PROBLEM TO SOLVE: Find how many lines in the data below mention "Bagnasco". Give the number only.

Data excerpts
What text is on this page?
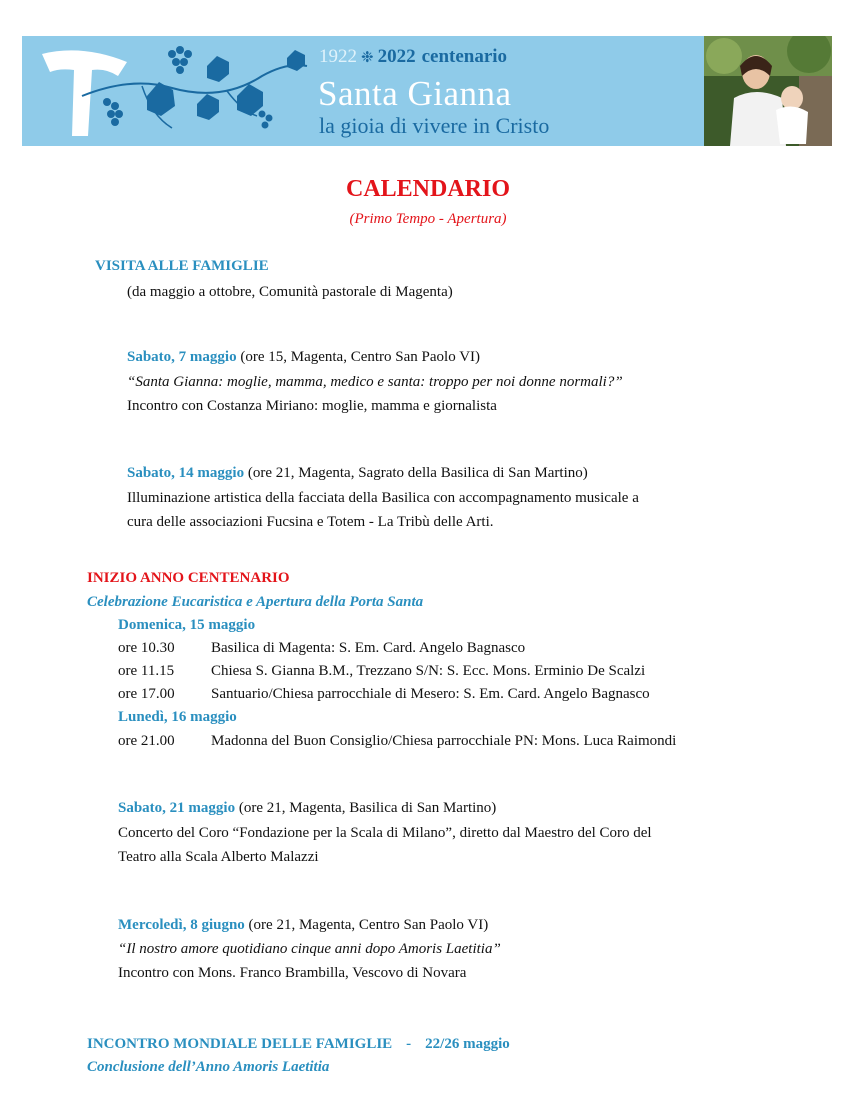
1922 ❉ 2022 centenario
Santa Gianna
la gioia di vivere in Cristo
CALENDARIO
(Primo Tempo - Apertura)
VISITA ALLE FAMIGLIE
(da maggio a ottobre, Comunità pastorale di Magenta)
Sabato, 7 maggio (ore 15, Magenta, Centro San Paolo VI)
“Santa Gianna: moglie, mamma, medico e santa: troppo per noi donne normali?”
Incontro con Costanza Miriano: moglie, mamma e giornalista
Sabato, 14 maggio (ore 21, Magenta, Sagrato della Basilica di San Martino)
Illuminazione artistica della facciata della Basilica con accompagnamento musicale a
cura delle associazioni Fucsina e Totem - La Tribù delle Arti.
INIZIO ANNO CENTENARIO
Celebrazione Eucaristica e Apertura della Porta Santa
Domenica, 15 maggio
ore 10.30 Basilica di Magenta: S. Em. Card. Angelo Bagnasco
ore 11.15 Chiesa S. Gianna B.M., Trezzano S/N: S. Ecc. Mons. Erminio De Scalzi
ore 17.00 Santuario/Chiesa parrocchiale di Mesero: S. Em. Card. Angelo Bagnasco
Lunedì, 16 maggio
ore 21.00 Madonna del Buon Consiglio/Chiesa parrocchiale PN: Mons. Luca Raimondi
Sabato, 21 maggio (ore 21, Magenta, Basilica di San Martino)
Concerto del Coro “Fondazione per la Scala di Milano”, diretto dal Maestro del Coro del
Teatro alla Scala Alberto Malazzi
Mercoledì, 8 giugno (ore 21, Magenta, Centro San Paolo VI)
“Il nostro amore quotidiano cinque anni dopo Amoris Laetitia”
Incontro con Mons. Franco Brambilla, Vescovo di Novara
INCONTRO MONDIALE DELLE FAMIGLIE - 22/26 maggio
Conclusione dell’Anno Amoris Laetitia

...

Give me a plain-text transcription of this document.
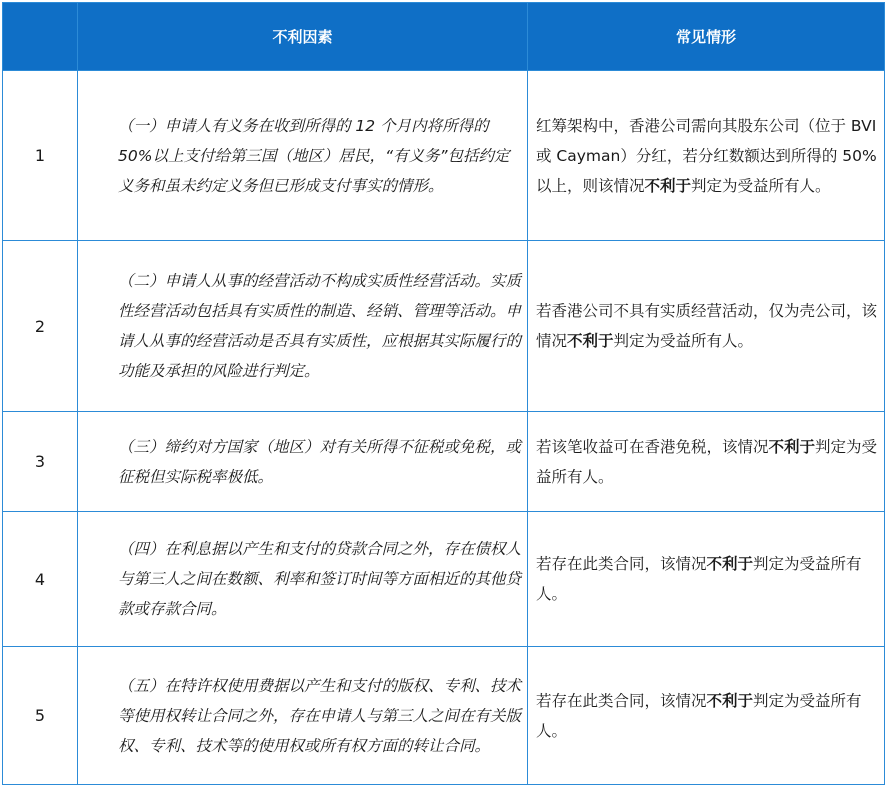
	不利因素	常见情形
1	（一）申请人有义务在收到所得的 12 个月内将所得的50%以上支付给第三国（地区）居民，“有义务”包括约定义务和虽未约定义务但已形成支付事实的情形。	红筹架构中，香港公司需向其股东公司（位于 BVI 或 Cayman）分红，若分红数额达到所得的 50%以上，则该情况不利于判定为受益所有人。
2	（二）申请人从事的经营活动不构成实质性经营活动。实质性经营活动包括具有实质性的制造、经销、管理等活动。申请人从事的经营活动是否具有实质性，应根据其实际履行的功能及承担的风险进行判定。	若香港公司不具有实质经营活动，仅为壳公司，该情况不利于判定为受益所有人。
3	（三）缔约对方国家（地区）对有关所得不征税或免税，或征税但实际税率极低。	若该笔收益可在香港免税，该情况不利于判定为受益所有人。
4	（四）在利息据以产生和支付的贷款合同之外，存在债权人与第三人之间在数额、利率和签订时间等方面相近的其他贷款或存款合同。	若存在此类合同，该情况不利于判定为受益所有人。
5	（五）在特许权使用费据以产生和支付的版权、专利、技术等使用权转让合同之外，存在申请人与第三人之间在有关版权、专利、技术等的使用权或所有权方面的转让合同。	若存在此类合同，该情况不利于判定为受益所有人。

RESULT FOR THIS EXERCISE: 2